▶ **The exercise**
Can you return, unchanged, the lines from the one that contains "Read all visible content and emit it as JSON." to the last line, with the pictures left out?

▶ **Information shown**
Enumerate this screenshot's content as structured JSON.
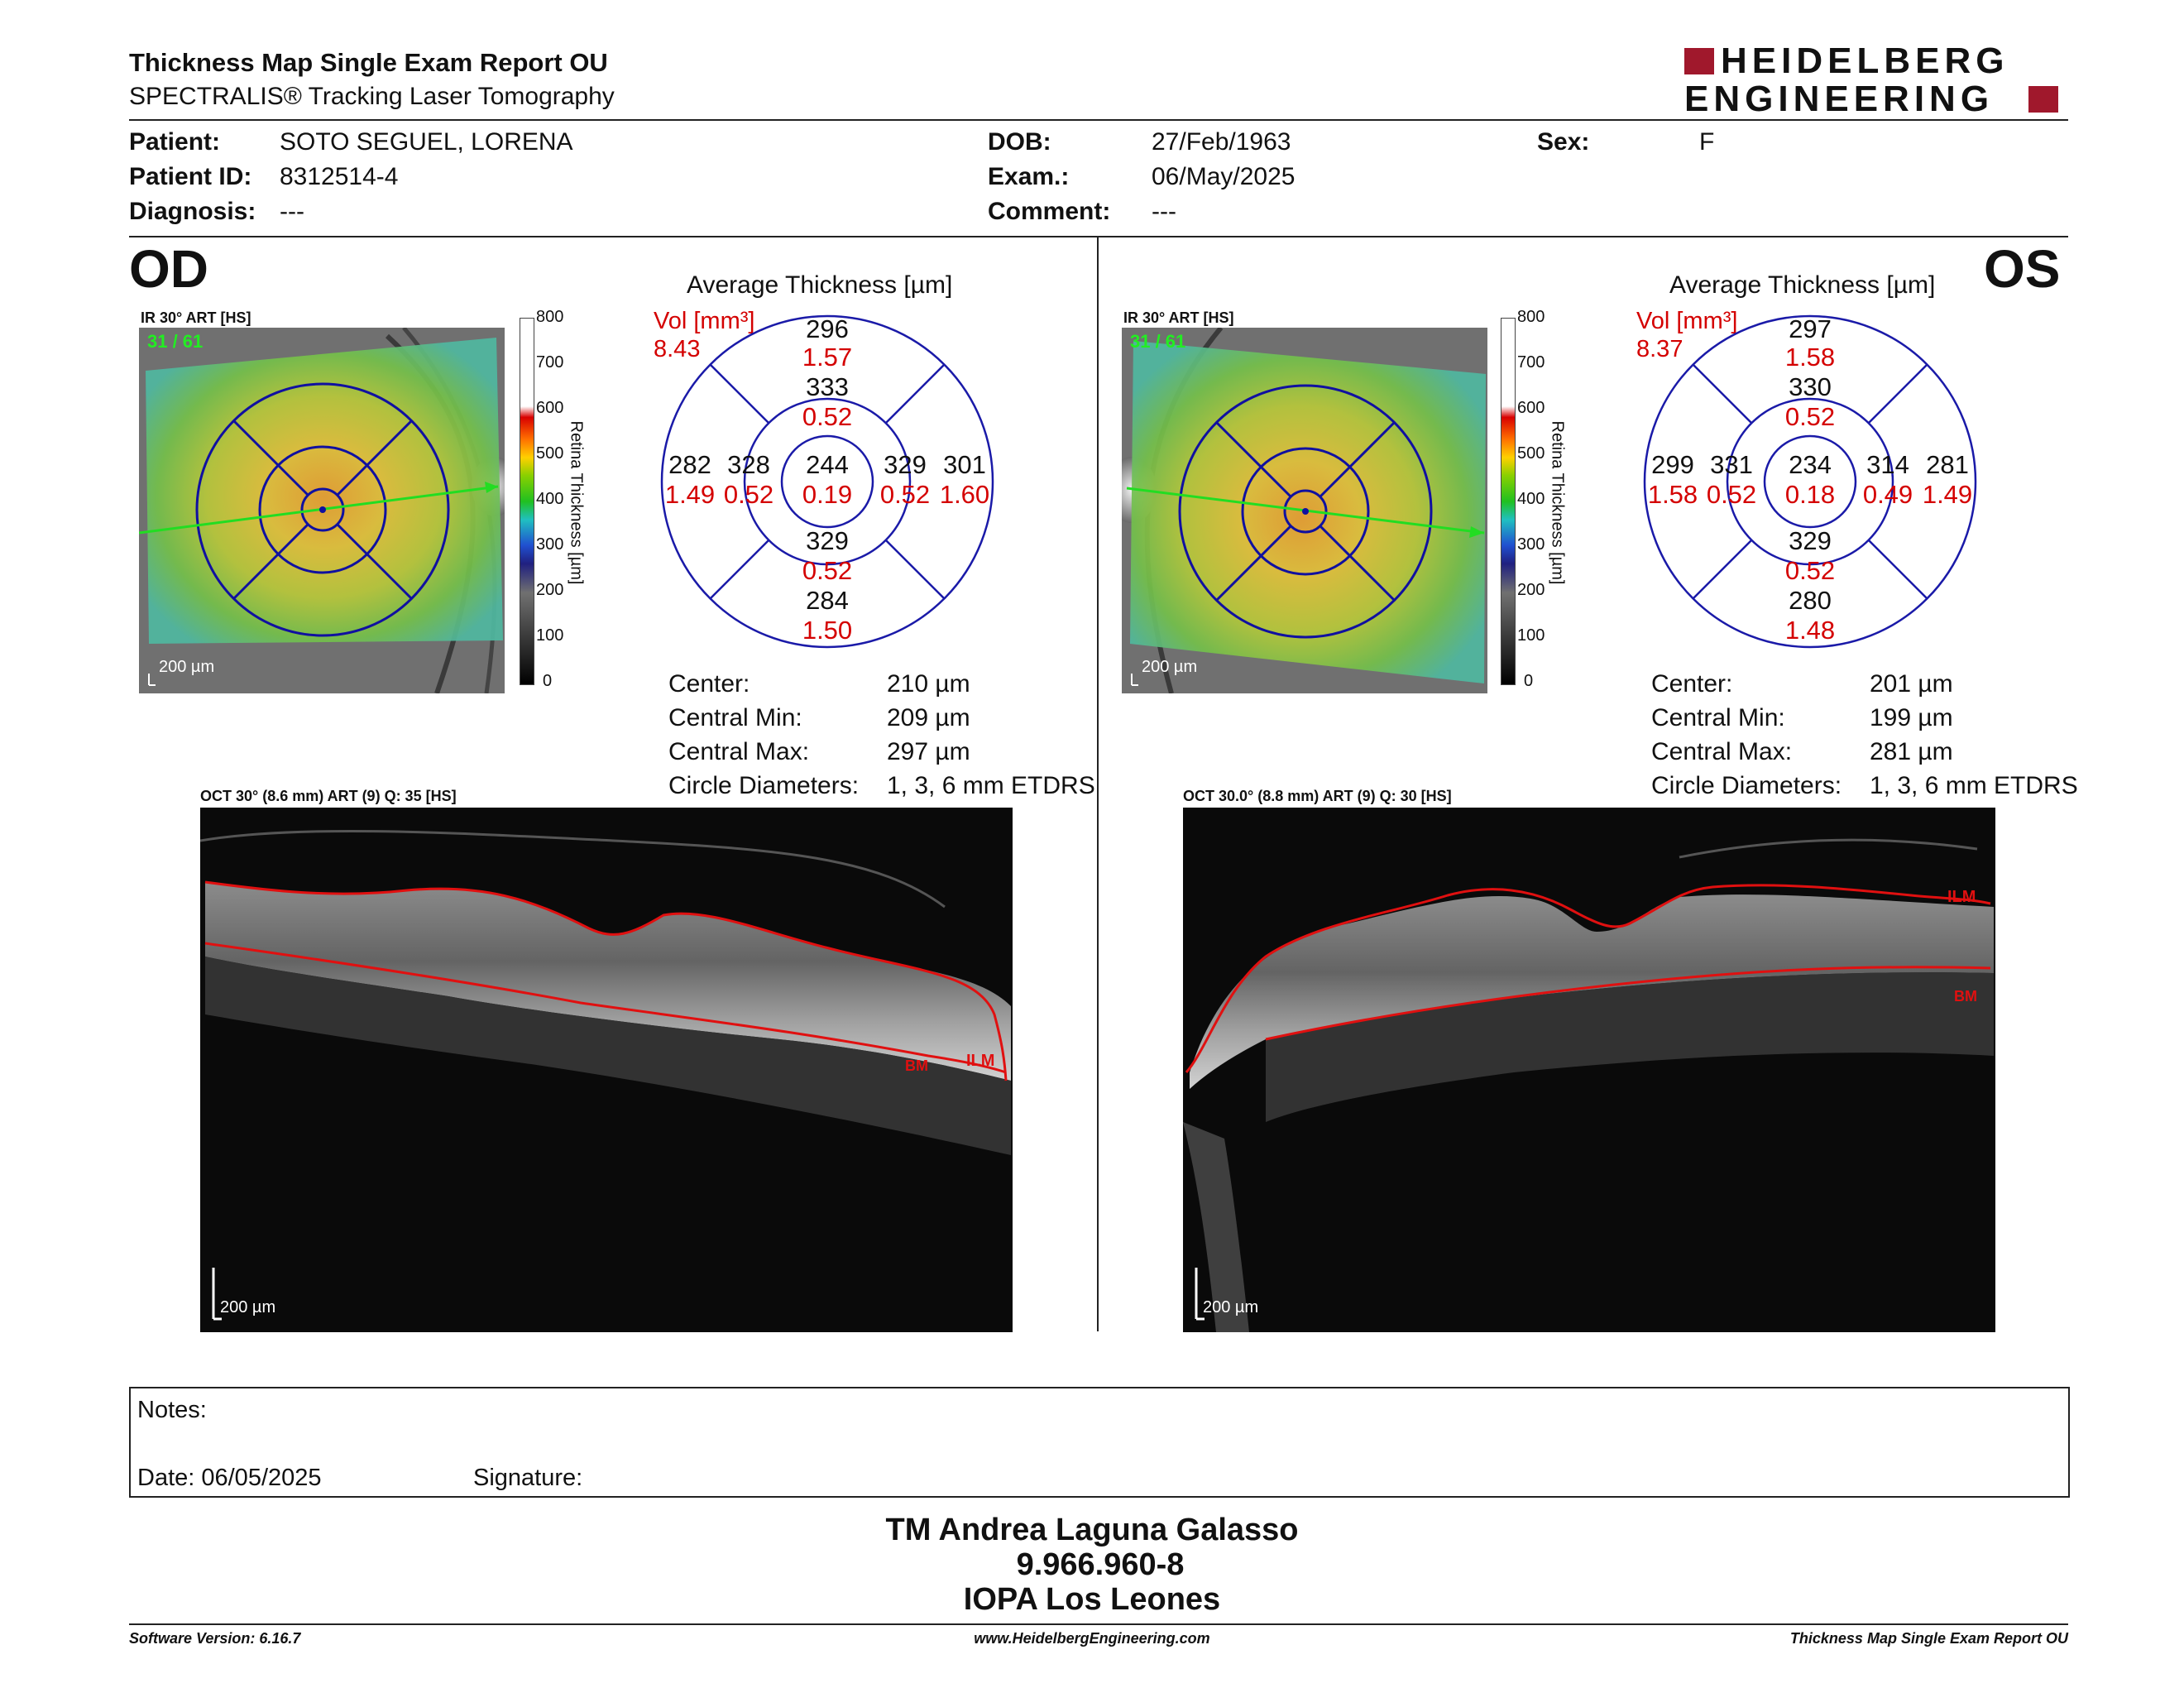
{
  "header": {
    "title": "Thickness Map Single Exam Report OU",
    "subtitle": "SPECTRALIS® Tracking Laser Tomography",
    "logo_top": "HEIDELBERG",
    "logo_bottom": "ENGINEERING"
  },
  "patient": {
    "patient_label": "Patient:",
    "patient_value": "SOTO SEGUEL, LORENA",
    "id_label": "Patient ID:",
    "id_value": "8312514-4",
    "diagnosis_label": "Diagnosis:",
    "diagnosis_value": "---",
    "dob_label": "DOB:",
    "dob_value": "27/Feb/1963",
    "exam_label": "Exam.:",
    "exam_value": "06/May/2025",
    "comment_label": "Comment:",
    "comment_value": "---",
    "sex_label": "Sex:",
    "sex_value": "F"
  },
  "od": {
    "eye": "OD",
    "ir_label": "IR 30° ART [HS]",
    "ir_scalebar": "200 µm",
    "ir_counter": "31 / 61",
    "colorbar_ticks": [
      "800",
      "700",
      "600",
      "500",
      "400",
      "300",
      "200",
      "100",
      "0"
    ],
    "colorbar_label": "Retina Thickness [µm]",
    "avg_title": "Average Thickness [µm]",
    "vol_label": "Vol [mm³]",
    "vol_value": "8.43",
    "sectors": {
      "outer_top": "296",
      "outer_top_vol": "1.57",
      "inner_top": "333",
      "inner_top_vol": "0.52",
      "outer_left": "282",
      "outer_left_vol": "1.49",
      "inner_left": "328",
      "inner_left_vol": "0.52",
      "center": "244",
      "center_vol": "0.19",
      "inner_right": "329",
      "inner_right_vol": "0.52",
      "outer_right": "301",
      "outer_right_vol": "1.60",
      "inner_bottom": "329",
      "inner_bottom_vol": "0.52",
      "outer_bottom": "284",
      "outer_bottom_vol": "1.50"
    },
    "stats": {
      "center_label": "Center:",
      "center_value": "210 µm",
      "min_label": "Central Min:",
      "min_value": "209 µm",
      "max_label": "Central Max:",
      "max_value": "297 µm",
      "diam_label": "Circle Diameters:",
      "diam_value": "1, 3, 6 mm ETDRS"
    },
    "oct_label": "OCT 30° (8.6 mm) ART (9) Q: 35 [HS]",
    "oct_scalebar": "200 µm",
    "ilm": "ILM",
    "bm": "BM"
  },
  "os": {
    "eye": "OS",
    "ir_label": "IR 30° ART [HS]",
    "ir_scalebar": "200 µm",
    "ir_counter": "31 / 61",
    "colorbar_ticks": [
      "800",
      "700",
      "600",
      "500",
      "400",
      "300",
      "200",
      "100",
      "0"
    ],
    "colorbar_label": "Retina Thickness [µm]",
    "avg_title": "Average Thickness [µm]",
    "vol_label": "Vol [mm³]",
    "vol_value": "8.37",
    "sectors": {
      "outer_top": "297",
      "outer_top_vol": "1.58",
      "inner_top": "330",
      "inner_top_vol": "0.52",
      "outer_left": "299",
      "outer_left_vol": "1.58",
      "inner_left": "331",
      "inner_left_vol": "0.52",
      "center": "234",
      "center_vol": "0.18",
      "inner_right": "314",
      "inner_right_vol": "0.49",
      "outer_right": "281",
      "outer_right_vol": "1.49",
      "inner_bottom": "329",
      "inner_bottom_vol": "0.52",
      "outer_bottom": "280",
      "outer_bottom_vol": "1.48"
    },
    "stats": {
      "center_label": "Center:",
      "center_value": "201 µm",
      "min_label": "Central Min:",
      "min_value": "199 µm",
      "max_label": "Central Max:",
      "max_value": "281 µm",
      "diam_label": "Circle Diameters:",
      "diam_value": "1, 3, 6 mm ETDRS"
    },
    "oct_label": "OCT 30.0° (8.8 mm) ART (9) Q: 30 [HS]",
    "oct_scalebar": "200 µm",
    "ilm": "ILM",
    "bm": "BM"
  },
  "notes": {
    "notes_label": "Notes:",
    "date_label": "Date: 06/05/2025",
    "signature_label": "Signature:"
  },
  "signer": {
    "name": "TM Andrea Laguna Galasso",
    "id": "9.966.960-8",
    "institution": "IOPA Los Leones"
  },
  "footer": {
    "software": "Software Version: 6.16.7",
    "website": "www.HeidelbergEngineering.com",
    "report": "Thickness Map Single Exam Report OU"
  },
  "colors": {
    "accent_red": "#d40000",
    "logo_red": "#a0182c",
    "grid_blue": "#1a1aa8"
  }
}
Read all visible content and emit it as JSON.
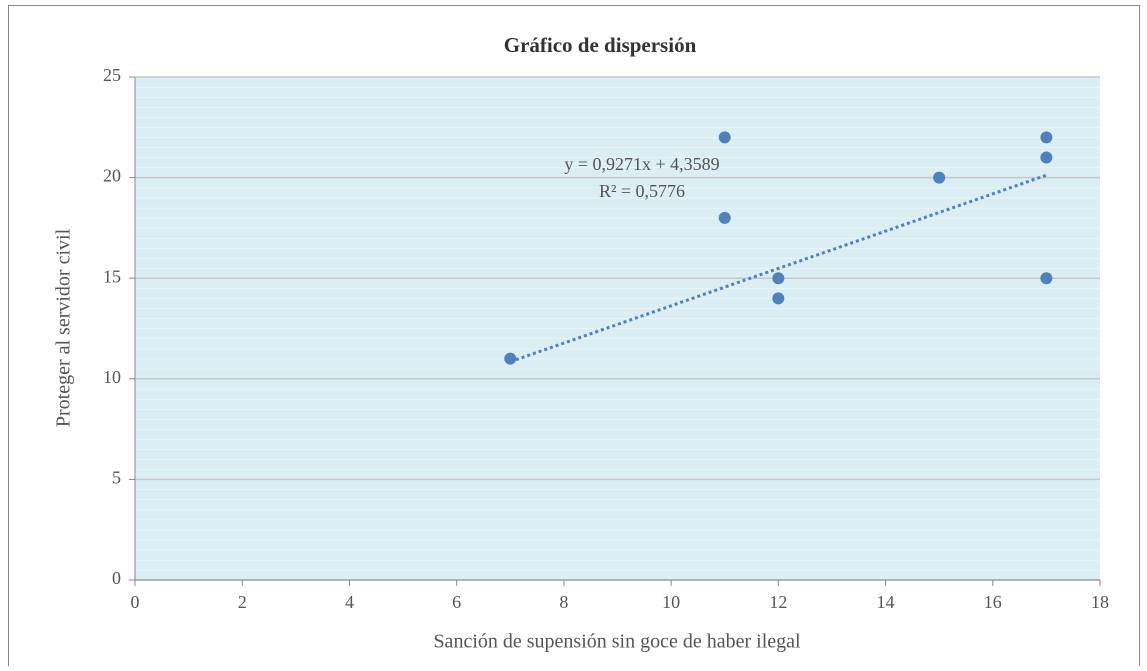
{
  "chart_data": {
    "type": "scatter",
    "title": "Gráfico de dispersión",
    "x_label": "Sanción de supensión sin goce de haber ilegal",
    "y_label": "Proteger al servidor civil",
    "series": [
      {
        "name": "Proteger al servidor civil",
        "color": "#4f81bd",
        "x": [
          7,
          11,
          11,
          12,
          12,
          15,
          17,
          17,
          17
        ],
        "values": [
          11,
          22,
          18,
          15,
          14,
          20,
          22,
          21,
          15
        ]
      }
    ],
    "trendline": {
      "slope": 0.9271,
      "intercept": 4.3589,
      "color": "#4f81bd",
      "equation_label": "y = 0,9271x  + 4,3589",
      "r2_label": "R² = 0,5776"
    },
    "xlim": [
      0,
      18
    ],
    "xticks": [
      0,
      2,
      4,
      6,
      8,
      10,
      12,
      14,
      16,
      18
    ],
    "ylim": [
      0,
      25
    ],
    "yticks": [
      0,
      5,
      10,
      15,
      20,
      25
    ],
    "grid": true
  }
}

▶ **Solution to the exercise**
Read all visible content and emit it as JSON.
{
  "chart_data": {
    "type": "scatter",
    "title": "Gráfico de dispersión",
    "x_label": "Sanción de supensión sin goce de haber ilegal",
    "y_label": "Proteger al servidor civil",
    "series": [
      {
        "name": "Proteger al servidor civil",
        "color": "#4f81bd",
        "x": [
          7,
          11,
          11,
          12,
          12,
          15,
          17,
          17,
          17
        ],
        "values": [
          11,
          22,
          18,
          15,
          14,
          20,
          22,
          21,
          15
        ]
      }
    ],
    "trendline": {
      "slope": 0.9271,
      "intercept": 4.3589,
      "color": "#4f81bd",
      "equation_label": "y = 0,9271x  + 4,3589",
      "r2_label": "R² = 0,5776"
    },
    "xlim": [
      0,
      18
    ],
    "xticks": [
      0,
      2,
      4,
      6,
      8,
      10,
      12,
      14,
      16,
      18
    ],
    "ylim": [
      0,
      25
    ],
    "yticks": [
      0,
      5,
      10,
      15,
      20,
      25
    ],
    "grid": true
  }
}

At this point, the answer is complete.